- FRAGMENTO SELECCIONADO:
Es difícil que la historia registre el gesto como un acto de desprendimiento, contextualizada en la saga de una lucha heroica por la libertad, cuando en el país donde se pretende exponer semejante simbología las formas políticas se sujetan a la máxima democrática de expresión de la voluntad popular.
El ejemplo de Magglio Ordóñez en la Asamblea Nacional, así como el de Guillén meses atrás, sirve para llenar de frescura y luminosidad ciertos aspectos de la vida que el humano raciocinio complica cuando los pilares de la ética se aflojan en nombre de inconfesables intereses políticos (el gremio no lo permite). Ellos, con su clara dedicación al deporte, nos permiten alimentar la confianza de creer en la integridad del oficio de los demás, aunque sea ajeno al propio.
Lo mismo sirve el contexto para comentar la situación reciente con la actriz Fabiola Colmenares. Aunque criticable en la confusa situación en la que se inmiscuyó, donde sojuzgó la postura política de otros ciudadanos en compañía de una reportera de Globovisión, aparentemente fue despedida por su activismo político, lo cual, en nuestro criterio, constituye una aberración de una política interpretación de la democracia, criticable en tanto la ejerza retaliativamente un ente gubernamental, que no uno privado por aquello del libre derecho al mercado. ¿Quién pretende llenar un país de actores chavistas o sólo opositores al gobierno? Es un absurdo, y mucho más cuando todo el mundo sabe que la actriz fue botada por una empresa privada que hace un libre ejercicio de mercado. ¿Quién puede creer que importa algo el ideario político de cualquier actor si su trabajo es recrear, artísticamente, la realidad en una ficción, siguiendo el guión, más incluso si a fuerza de talento hace a uno olvidar con su actuación la sugestión de su orientación política -que no es el caso de Fabiola? Otra cosa distinta fuera que como agente político rompiera la barrera de un guión para colar un gesto de efecto subliminal, por decir algo, o que calumniase como actor o director a determinada persona con una pretensión biográfica, o que en su vida pública inicie una campaña de desvirtuamiento de la concepción artística de un trabajo determinado para enfilarla políticamente contra alguien, o lo que sea que haga recordar el acto de sesgo en el que incurre un periodista cuando prostituye su oficio de manejo ético de la información.

Datos de origen:
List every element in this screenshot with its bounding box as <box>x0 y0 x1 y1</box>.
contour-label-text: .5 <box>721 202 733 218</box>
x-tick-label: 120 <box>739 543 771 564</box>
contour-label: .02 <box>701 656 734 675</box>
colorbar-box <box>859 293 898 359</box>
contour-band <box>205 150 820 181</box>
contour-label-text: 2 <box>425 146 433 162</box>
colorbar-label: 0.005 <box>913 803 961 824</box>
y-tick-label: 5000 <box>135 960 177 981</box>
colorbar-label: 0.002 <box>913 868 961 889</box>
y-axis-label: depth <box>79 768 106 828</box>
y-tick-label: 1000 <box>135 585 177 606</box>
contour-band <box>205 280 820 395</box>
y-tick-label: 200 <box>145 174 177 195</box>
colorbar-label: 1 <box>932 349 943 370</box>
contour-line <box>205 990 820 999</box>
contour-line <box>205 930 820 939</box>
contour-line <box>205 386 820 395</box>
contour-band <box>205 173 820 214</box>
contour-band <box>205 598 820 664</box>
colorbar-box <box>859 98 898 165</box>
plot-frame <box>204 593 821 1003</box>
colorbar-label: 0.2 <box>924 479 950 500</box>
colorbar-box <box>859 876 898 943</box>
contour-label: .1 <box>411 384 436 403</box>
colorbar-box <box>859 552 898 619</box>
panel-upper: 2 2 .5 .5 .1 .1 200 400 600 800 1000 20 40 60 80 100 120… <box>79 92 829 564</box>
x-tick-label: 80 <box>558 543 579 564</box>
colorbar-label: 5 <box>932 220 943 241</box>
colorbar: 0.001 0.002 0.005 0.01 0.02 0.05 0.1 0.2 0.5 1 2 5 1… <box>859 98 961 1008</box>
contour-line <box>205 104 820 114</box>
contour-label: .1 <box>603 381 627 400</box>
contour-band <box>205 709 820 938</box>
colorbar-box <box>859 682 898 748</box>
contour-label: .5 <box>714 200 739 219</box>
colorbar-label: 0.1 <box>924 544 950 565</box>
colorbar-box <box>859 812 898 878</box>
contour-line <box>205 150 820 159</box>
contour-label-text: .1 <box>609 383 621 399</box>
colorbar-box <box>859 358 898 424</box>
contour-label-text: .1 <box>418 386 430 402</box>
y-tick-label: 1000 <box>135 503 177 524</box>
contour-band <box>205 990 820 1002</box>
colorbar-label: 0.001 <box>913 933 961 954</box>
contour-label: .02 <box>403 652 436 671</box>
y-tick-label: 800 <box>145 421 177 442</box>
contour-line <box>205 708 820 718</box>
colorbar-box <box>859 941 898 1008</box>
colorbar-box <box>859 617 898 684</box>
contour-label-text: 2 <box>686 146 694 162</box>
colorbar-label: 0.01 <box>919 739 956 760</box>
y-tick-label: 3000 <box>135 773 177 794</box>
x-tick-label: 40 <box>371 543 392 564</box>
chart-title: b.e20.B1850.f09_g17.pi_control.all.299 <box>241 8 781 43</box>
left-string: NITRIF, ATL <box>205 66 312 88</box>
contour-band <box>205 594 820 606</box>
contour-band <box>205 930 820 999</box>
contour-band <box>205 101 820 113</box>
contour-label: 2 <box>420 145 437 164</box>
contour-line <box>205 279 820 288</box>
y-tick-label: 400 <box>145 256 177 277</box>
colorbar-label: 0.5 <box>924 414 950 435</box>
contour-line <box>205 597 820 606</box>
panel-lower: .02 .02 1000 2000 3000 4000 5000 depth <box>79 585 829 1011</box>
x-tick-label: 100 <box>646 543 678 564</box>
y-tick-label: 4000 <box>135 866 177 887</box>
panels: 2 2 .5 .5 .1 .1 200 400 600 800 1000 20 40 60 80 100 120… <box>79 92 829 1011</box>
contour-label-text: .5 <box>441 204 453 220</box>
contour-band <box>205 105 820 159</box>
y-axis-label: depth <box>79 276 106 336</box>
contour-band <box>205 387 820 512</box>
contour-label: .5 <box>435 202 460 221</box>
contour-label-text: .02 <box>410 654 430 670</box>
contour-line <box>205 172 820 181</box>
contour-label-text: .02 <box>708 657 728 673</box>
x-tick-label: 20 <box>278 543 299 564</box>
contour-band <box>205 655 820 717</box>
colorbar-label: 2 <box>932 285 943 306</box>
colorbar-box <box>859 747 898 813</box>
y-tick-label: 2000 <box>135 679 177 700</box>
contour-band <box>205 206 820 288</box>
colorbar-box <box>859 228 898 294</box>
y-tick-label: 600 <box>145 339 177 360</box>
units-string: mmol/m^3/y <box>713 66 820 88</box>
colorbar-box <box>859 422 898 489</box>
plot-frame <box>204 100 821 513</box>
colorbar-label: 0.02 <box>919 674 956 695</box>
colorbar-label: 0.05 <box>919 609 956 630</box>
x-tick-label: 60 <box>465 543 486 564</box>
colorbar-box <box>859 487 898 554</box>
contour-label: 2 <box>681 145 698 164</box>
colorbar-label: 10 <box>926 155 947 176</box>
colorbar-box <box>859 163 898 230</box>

- SOBRE LA TAREA:
Continúa el fragmento seleccionado, el texto de opinión sobre Magglio Ordóñez y la actriz Fabiola Colmenares, a partir de su última oración.

- RESPUESTA:
En todo caso, el oficio de periodista es una profesión de alta sujeción a valores éticos, casi nada comparable con la libertad con la que puede contar un profesional de la actuación, quien puede profesar abiertamente su preferencia política sin alimentar necesariamente sospechas sobre su pulcritud laboral, más allá de un asunto de criterios.
¿Complejo, no?
Un actor, como el arte mismo, podrá siempre exponer su preferencia política dentro de un sociedad de libertades y derechos mientras no violente el derecho ajeno; lo que jamás podrá tolerarse, éticamente, es que haya periodistas haciendo de actores políticos, aun en un supuesto -imposible por cierto- que no le haga daño a nadie.